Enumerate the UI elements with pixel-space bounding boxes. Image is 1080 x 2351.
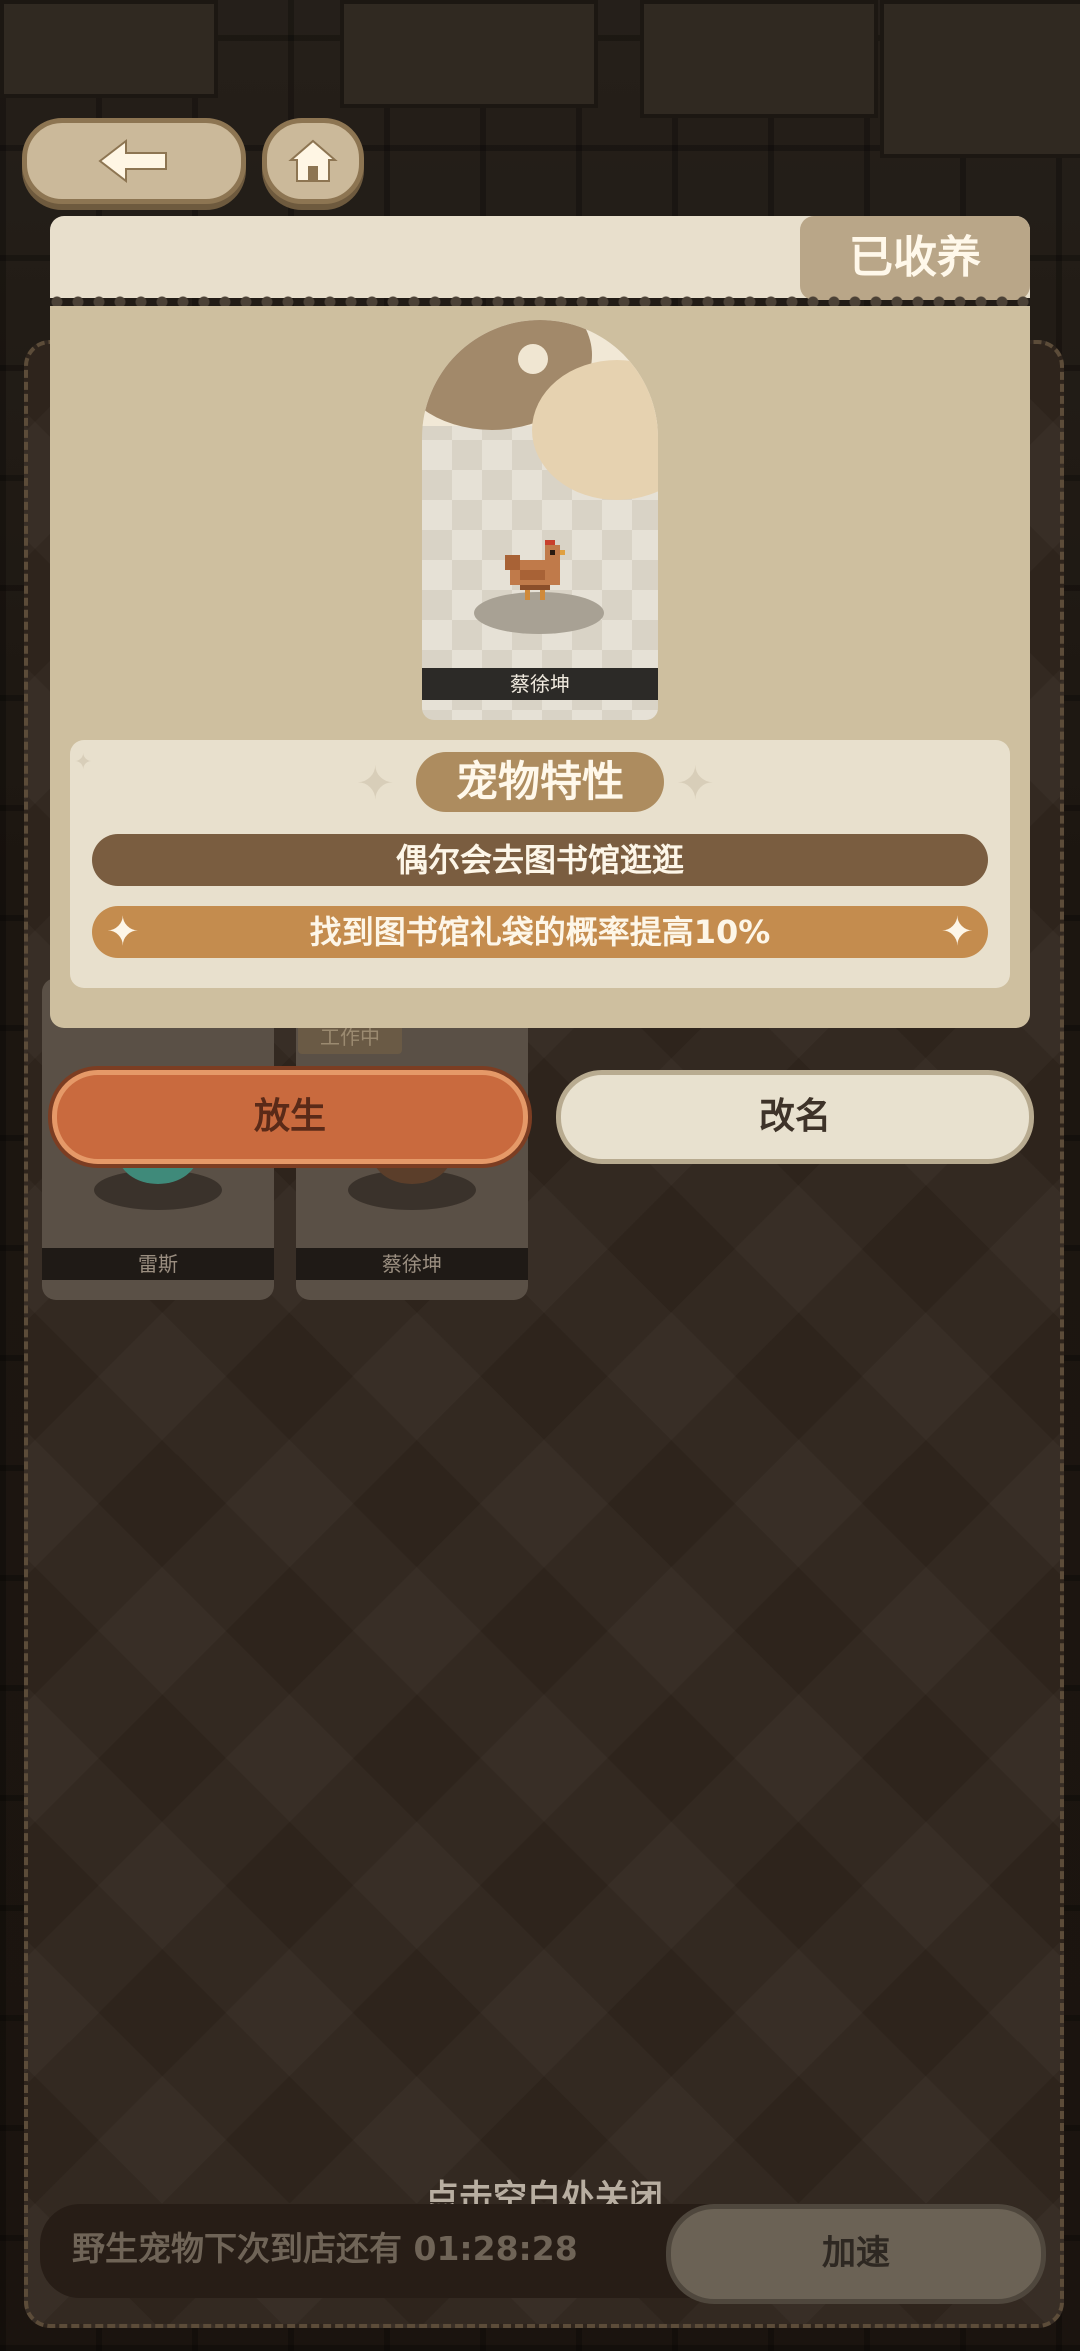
sparkle-icon: ✦ [74,750,93,775]
pet-portrait: 蔡徐坤 [422,320,658,720]
chicken-icon [505,540,565,600]
sparkle-icon: ✦ [676,756,715,810]
pet-name-label: 蔡徐坤 [422,668,658,700]
house-icon [288,139,338,182]
arrow-left-icon [98,138,167,184]
rename-button[interactable]: 改名 [556,1070,1034,1164]
trait-text: 偶尔会去图书馆逛逛 [395,841,684,879]
trait-row: 偶尔会去图书馆逛逛 [92,834,988,886]
pet-name: 蔡徐坤 [296,1248,528,1280]
back-button[interactable] [22,118,246,204]
home-button[interactable] [262,118,364,204]
sparkle-icon: ✦ [106,909,140,955]
sparkle-icon: ✦ [356,756,395,810]
trait-text: 找到图书馆礼袋的概率提高10% [309,913,771,951]
moon-icon [518,344,548,374]
speed-up-button[interactable]: 加速 [666,2204,1046,2304]
trait-row: ✦ 找到图书馆礼袋的概率提高10% ✦ [92,906,988,958]
traits-title: 宠物特性 [416,752,664,812]
wild-pet-timer-text: 野生宠物下次到店还有 01:28:28 [72,2229,578,2268]
sparkle-icon: ✦ [940,909,974,955]
release-button[interactable]: 放生 [52,1070,528,1164]
pet-name: 雷斯 [42,1248,274,1280]
adopted-badge: 已收养 [800,216,1030,300]
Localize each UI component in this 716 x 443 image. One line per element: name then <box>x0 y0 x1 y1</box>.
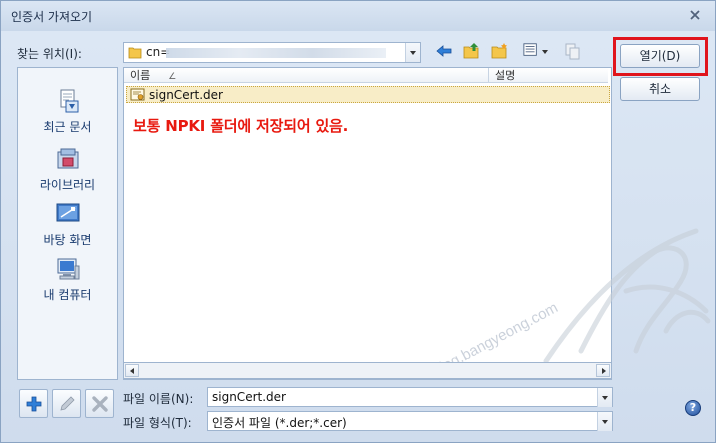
view-list-icon <box>523 43 537 56</box>
desktop-icon <box>56 203 79 222</box>
add-button[interactable] <box>19 389 48 418</box>
file-name: signCert.der <box>149 88 223 102</box>
place-desktop[interactable]: 바탕 화면 <box>18 201 117 248</box>
back-arrow-icon <box>436 45 452 57</box>
place-label: 내 컴퓨터 <box>43 288 92 302</box>
look-in-label: 찾는 위치(I): <box>17 47 82 61</box>
pencil-icon <box>60 396 75 411</box>
up-folder-button[interactable] <box>463 42 483 62</box>
properties-button[interactable] <box>563 42 583 62</box>
column-header-description[interactable]: 설명 <box>488 68 608 83</box>
library-icon <box>57 148 78 169</box>
places-bar: 최근 문서 라이브러리 바탕 화면 내 컴퓨터 <box>17 67 118 380</box>
chevron-down-icon[interactable] <box>597 388 612 407</box>
file-name-input[interactable]: signCert.der <box>207 387 613 407</box>
scroll-right-icon[interactable] <box>596 364 610 377</box>
window-title: 인증서 가져오기 <box>11 10 93 24</box>
look-in-combo[interactable]: cn= <box>123 42 421 63</box>
plus-icon <box>26 396 42 412</box>
file-type-label: 파일 형식(T): <box>123 416 192 430</box>
delete-button[interactable] <box>85 389 114 418</box>
annotation-note: 보통 NPKI 폴더에 저장되어 있음. <box>133 117 349 135</box>
delete-icon <box>92 396 108 412</box>
certificate-file-icon <box>130 88 145 101</box>
file-type-select[interactable]: 인증서 파일 (*.der;*.cer) <box>207 411 613 431</box>
chevron-down-icon[interactable] <box>597 412 612 431</box>
certificate-import-dialog: 인증서 가져오기 찾는 위치(I): cn= 최근 문서 라이브러리 바탕 화면… <box>0 0 716 443</box>
redacted-path <box>166 48 386 58</box>
file-type-value: 인증서 파일 (*.der;*.cer) <box>212 416 347 430</box>
file-name-label: 파일 이름(N): <box>123 392 194 406</box>
copy-icon <box>565 43 580 60</box>
place-my-computer[interactable]: 내 컴퓨터 <box>18 256 117 303</box>
place-recent-documents[interactable]: 최근 문서 <box>18 88 117 135</box>
help-icon[interactable]: ? <box>685 400 701 416</box>
new-folder-button[interactable] <box>491 42 511 62</box>
recent-documents-icon <box>60 89 78 113</box>
title-bar: 인증서 가져오기 <box>1 1 715 31</box>
chevron-down-icon <box>542 50 548 54</box>
chevron-down-icon[interactable] <box>405 43 420 62</box>
place-label: 바탕 화면 <box>43 233 92 247</box>
cancel-button[interactable]: 취소 <box>620 77 700 101</box>
up-folder-icon <box>463 43 479 59</box>
close-icon[interactable] <box>687 7 703 23</box>
sort-indicator-icon: ∠ <box>168 72 177 82</box>
file-name-value: signCert.der <box>212 390 286 404</box>
my-computer-icon <box>57 258 79 280</box>
list-item[interactable]: signCert.der <box>126 86 610 103</box>
horizontal-scrollbar[interactable] <box>123 362 612 379</box>
place-library[interactable]: 라이브러리 <box>18 146 117 193</box>
edit-button[interactable] <box>52 389 81 418</box>
place-label: 최근 문서 <box>43 120 92 134</box>
open-button[interactable]: 열기(D) <box>620 44 700 68</box>
column-description-label: 설명 <box>495 69 516 82</box>
place-label: 라이브러리 <box>39 178 96 192</box>
scroll-left-icon[interactable] <box>125 364 139 377</box>
column-name-label: 이름 <box>130 69 151 82</box>
folder-icon <box>128 47 142 59</box>
file-list[interactable]: 이름 ∠ 설명 signCert.der <box>123 67 612 380</box>
new-folder-icon <box>491 43 507 59</box>
view-menu-button[interactable] <box>523 42 551 62</box>
back-button[interactable] <box>435 42 455 62</box>
column-header-name[interactable]: 이름 ∠ <box>124 68 488 83</box>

• • • •

EXERCISE GOAL ▸
Lay out the lines of the entries above as a Markdown table with the columns "Row" and "Text", from the line with "view-list-icon <box>523 43 537 56</box>" up to and including the line with "recent-documents-icon <box>60 89 78 113</box>". Number each line in Row, put the line itself in Text, and skip any blank lines.

EXERCISE SOLUTION ▸
| Row | Text |
|---|---|
| 1 | view-list-icon <box>523 43 537 56</box> |
| 2 | desktop-icon <box>56 203 79 222</box> |
| 3 | add-button[interactable] <box>19 389 48 418</box> |
| 4 | file-name: signCert.der <box>149 88 223 102</box> |
| 5 | place-desktop[interactable]: 바탕 화면 <box>18 201 117 248</box> |
| 6 | back-arrow-icon <box>436 45 452 57</box> |
| 7 | place-label: 내 컴퓨터 <box>43 288 92 302</box> |
| 8 | look-in-label: 찾는 위치(I): <box>17 47 82 61</box> |
| 9 | pencil-icon <box>60 396 75 411</box> |
| 10 | up-folder-button[interactable] <box>463 42 483 62</box> |
| 11 | properties-button[interactable] <box>563 42 583 62</box> |
| 12 | column-header-description[interactable]: 설명 <box>488 68 608 83</box> |
| 13 | library-icon <box>57 148 78 169</box> |
| 14 | places-bar: 최근 문서 라이브러리 바탕 화면 내 컴퓨터 <box>17 67 118 380</box> |
| 15 | chevron-down-icon[interactable] <box>597 388 612 407</box> |
| 16 | file-name-input[interactable]: signCert.der <box>207 387 613 407</box> |
| 17 | scroll-right-icon[interactable] <box>596 364 610 377</box> |
| 18 | window-title: 인증서 가져오기 <box>11 10 93 24</box> |
| 19 | look-in-combo[interactable]: cn= <box>123 42 421 63</box> |
| 20 | plus-icon <box>26 396 42 412</box> |
| 21 | file-type-label: 파일 형식(T): <box>123 416 192 430</box> |
| 22 | delete-button[interactable] <box>85 389 114 418</box> |
| 23 | annotation-note: 보통 NPKI 폴더에 저장되어 있음. <box>133 117 349 135</box> |
| 24 | delete-icon <box>92 396 108 412</box> |
| 25 | certificate-file-icon <box>130 88 145 101</box> |
| 26 | file-type-select[interactable]: 인증서 파일 (*.der;*.cer) <box>207 411 613 431</box> |
| 27 | chevron-down-icon[interactable] <box>597 412 612 431</box> |
| 28 | certificate-import-dialog: 인증서 가져오기 찾는 위치(I): cn= 최근 문서 라이브러리 바탕 화면… <box>0 0 716 443</box> |
| 29 | redacted-path <box>166 48 386 58</box> |
| 30 | file-type-value: 인증서 파일 (*.der;*.cer) <box>212 416 347 430</box> |
| 31 | file-name-label: 파일 이름(N): <box>123 392 194 406</box> |
| 32 | copy-icon <box>565 43 580 60</box> |
| 33 | place-my-computer[interactable]: 내 컴퓨터 <box>18 256 117 303</box> |
| 34 | place-recent-documents[interactable]: 최근 문서 <box>18 88 117 135</box> |
| 35 | help-icon[interactable]: ? <box>685 400 701 416</box> |
| 36 | new-folder-button[interactable] <box>491 42 511 62</box> |
| 37 | recent-documents-icon <box>60 89 78 113</box> |